▶ [TEXT EXCERPT]:
---

Thinking Clearly About Stock Decisions
On the other side of the trade, bias, conviction, and valuation
Investing successfully, meaning outperforming the market over the long run, is incredibly difficult.
The universe of stocks to choose from is essentially infinite, while your capital and, more importantly, your time are not.
Finding ideas is hard, building true conviction is hard, and refusing ideas is hard.
Conviction is dangerous and can be deceptive: your input determines your output. If you read only bullish analyses about a stock, your conviction will grow stronger. Add an existing bias, and you will fall in love with a stock.
Aswath Damodaran explains that you’ll always be biased about a stock no matter what:
“You almost never start valuing a company or stock with a blank slate. All too often, your views on a company or stock are formed before you start inputting the numbers into the models and metrics that you use and, not surprisingly, your conclusions tend to reflect your biases.”
The quote continues with Damodaran explaining that the bias starts when you choose the company to value, which isn’t a random choice. You heard a good story about this stock somewhere. Then you start reading news articles, annual reports, analyst reports, etc., all of which fuel your bias.
Because you feel so positive about the stock, you start bending some rules. The valuation does not work at the current price, so you make it work. You bump up revenue growth in your model, maybe assume a bit more margin expansion, and voilà, the valuation suddenly works.
When the stock dips, you do not start doubting, at least not really, so you buy another chunk. After all, you are very bullish.
You probably see where this is going. Some of the biggest challenges in investing are psychological, and I have struggled, and still struggle, with them.
As investors, we must be meticulous in our stock-picking process. We must recognize and understand our biases, and we must try to kill our stock ideas, much like entrepreneurs try to kill their business ideas while validating them.

---

▶ [STATED GOAL 1]: In the listing, take the lines from its first line through the line with "collect-email-label: Collect Email", swap "hashed" for "encrypted", and give those lines again with everything else unchanged.
The text above and the listing have nothing to do with each other.

▶ [MATERIAL]:
---

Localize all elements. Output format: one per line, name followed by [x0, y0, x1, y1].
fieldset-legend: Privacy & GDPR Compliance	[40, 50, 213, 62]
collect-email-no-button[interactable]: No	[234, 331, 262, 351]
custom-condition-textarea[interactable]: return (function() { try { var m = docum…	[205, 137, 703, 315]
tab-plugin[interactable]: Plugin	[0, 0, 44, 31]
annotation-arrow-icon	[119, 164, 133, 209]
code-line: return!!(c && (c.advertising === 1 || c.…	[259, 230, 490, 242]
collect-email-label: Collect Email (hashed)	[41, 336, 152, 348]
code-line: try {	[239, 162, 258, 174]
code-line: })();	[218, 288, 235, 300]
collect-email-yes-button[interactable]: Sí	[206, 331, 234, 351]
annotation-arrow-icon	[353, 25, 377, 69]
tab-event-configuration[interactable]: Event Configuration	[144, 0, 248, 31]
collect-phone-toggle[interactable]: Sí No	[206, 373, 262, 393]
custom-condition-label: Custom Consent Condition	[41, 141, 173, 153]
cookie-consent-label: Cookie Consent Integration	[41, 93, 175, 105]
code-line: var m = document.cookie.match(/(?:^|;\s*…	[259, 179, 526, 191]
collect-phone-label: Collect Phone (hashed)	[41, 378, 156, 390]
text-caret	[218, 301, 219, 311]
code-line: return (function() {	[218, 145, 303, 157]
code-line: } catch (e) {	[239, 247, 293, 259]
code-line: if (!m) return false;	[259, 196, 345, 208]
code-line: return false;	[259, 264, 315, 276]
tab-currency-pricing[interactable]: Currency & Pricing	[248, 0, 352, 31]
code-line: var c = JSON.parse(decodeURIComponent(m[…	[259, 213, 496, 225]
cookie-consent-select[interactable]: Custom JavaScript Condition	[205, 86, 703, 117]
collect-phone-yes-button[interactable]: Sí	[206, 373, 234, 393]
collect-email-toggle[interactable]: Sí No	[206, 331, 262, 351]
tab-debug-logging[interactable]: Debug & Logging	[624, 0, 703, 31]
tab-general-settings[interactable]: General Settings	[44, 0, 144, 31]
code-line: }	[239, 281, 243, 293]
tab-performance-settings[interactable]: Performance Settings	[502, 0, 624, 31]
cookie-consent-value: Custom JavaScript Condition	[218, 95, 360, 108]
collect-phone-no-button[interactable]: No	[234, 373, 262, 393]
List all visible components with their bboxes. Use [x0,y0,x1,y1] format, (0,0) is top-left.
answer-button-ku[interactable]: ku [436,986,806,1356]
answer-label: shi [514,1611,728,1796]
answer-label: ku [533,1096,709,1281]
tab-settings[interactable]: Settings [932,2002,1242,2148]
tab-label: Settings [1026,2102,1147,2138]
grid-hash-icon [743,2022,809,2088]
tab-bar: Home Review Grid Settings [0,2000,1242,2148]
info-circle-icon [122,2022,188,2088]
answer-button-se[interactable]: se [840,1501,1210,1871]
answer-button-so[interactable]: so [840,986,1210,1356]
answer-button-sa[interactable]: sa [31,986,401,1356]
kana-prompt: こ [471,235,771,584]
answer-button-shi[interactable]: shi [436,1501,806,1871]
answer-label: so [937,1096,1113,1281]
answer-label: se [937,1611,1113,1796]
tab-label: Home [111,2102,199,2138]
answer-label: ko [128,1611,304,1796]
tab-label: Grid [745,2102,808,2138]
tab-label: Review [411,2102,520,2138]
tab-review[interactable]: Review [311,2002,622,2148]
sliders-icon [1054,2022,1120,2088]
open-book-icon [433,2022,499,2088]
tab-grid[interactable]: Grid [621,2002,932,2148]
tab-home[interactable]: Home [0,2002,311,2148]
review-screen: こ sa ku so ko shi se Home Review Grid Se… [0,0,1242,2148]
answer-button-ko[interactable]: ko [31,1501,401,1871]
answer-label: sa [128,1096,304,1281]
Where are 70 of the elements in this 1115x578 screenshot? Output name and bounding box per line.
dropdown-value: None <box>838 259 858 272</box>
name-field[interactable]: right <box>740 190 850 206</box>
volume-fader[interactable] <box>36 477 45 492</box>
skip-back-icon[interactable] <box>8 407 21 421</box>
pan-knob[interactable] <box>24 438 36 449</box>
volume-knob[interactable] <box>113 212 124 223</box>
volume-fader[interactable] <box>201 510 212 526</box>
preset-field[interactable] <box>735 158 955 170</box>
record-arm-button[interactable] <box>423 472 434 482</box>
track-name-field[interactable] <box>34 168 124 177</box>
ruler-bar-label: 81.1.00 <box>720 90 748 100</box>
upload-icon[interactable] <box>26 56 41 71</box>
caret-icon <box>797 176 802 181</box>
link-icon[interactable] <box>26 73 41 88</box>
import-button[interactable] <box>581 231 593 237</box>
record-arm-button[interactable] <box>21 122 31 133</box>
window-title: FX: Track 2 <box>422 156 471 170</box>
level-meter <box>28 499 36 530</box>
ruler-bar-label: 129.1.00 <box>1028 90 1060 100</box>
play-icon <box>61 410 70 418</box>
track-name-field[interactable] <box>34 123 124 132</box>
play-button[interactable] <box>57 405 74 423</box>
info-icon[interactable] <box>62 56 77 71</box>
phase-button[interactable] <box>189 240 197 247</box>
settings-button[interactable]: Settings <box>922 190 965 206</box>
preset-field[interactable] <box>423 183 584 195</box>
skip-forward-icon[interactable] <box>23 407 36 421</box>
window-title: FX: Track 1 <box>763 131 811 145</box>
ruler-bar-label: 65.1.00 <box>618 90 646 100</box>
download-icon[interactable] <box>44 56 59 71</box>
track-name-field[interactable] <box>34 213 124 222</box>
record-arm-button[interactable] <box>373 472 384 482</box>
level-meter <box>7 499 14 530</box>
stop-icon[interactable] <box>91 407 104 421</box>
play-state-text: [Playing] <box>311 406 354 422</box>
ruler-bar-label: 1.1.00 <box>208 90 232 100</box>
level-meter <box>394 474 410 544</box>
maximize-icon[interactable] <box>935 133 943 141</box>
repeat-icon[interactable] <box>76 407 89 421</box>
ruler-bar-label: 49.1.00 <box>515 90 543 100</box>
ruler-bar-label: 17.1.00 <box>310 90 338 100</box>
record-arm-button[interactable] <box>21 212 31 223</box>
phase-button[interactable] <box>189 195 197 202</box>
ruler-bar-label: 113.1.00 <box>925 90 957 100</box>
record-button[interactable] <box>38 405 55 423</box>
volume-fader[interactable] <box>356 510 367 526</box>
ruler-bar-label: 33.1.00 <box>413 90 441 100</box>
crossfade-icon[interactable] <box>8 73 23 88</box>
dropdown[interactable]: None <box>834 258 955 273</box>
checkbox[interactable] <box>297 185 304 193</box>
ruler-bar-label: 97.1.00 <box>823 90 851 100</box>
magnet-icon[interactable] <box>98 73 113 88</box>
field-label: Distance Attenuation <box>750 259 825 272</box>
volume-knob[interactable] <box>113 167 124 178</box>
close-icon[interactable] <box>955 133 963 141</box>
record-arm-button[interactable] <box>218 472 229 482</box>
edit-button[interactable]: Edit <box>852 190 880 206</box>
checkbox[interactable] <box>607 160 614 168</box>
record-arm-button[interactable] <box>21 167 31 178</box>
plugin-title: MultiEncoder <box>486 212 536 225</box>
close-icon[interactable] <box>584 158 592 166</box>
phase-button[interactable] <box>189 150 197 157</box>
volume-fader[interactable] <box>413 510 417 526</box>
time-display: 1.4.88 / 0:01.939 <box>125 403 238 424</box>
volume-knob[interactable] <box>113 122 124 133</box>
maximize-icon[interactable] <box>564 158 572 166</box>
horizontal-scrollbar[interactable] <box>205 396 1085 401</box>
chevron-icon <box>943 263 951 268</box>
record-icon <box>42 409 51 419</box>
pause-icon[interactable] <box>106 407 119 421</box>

---

▶ [STATED GOAL 2]: In the text on stock decisions, what two changes does the investor make to the model so the valuation suddenly works?

▶ [TASK RESPONSE 1]:
Localize all elements. Output format: one per line, name followed by [x0, y0, x1, y1].
fieldset-legend: Privacy & GDPR Compliance	[40, 50, 213, 62]
collect-email-no-button[interactable]: No	[234, 331, 262, 351]
custom-condition-textarea[interactable]: return (function() { try { var m = docum…	[205, 137, 703, 315]
tab-plugin[interactable]: Plugin	[0, 0, 44, 31]
annotation-arrow-icon	[119, 164, 133, 209]
code-line: return!!(c && (c.advertising === 1 || c.…	[259, 230, 490, 242]
collect-email-label: Collect Email (encrypted)	[41, 336, 152, 348]

▶ [TASK RESPONSE 2]: The investor bumps up revenue growth and maybe assumes a bit more margin expansion.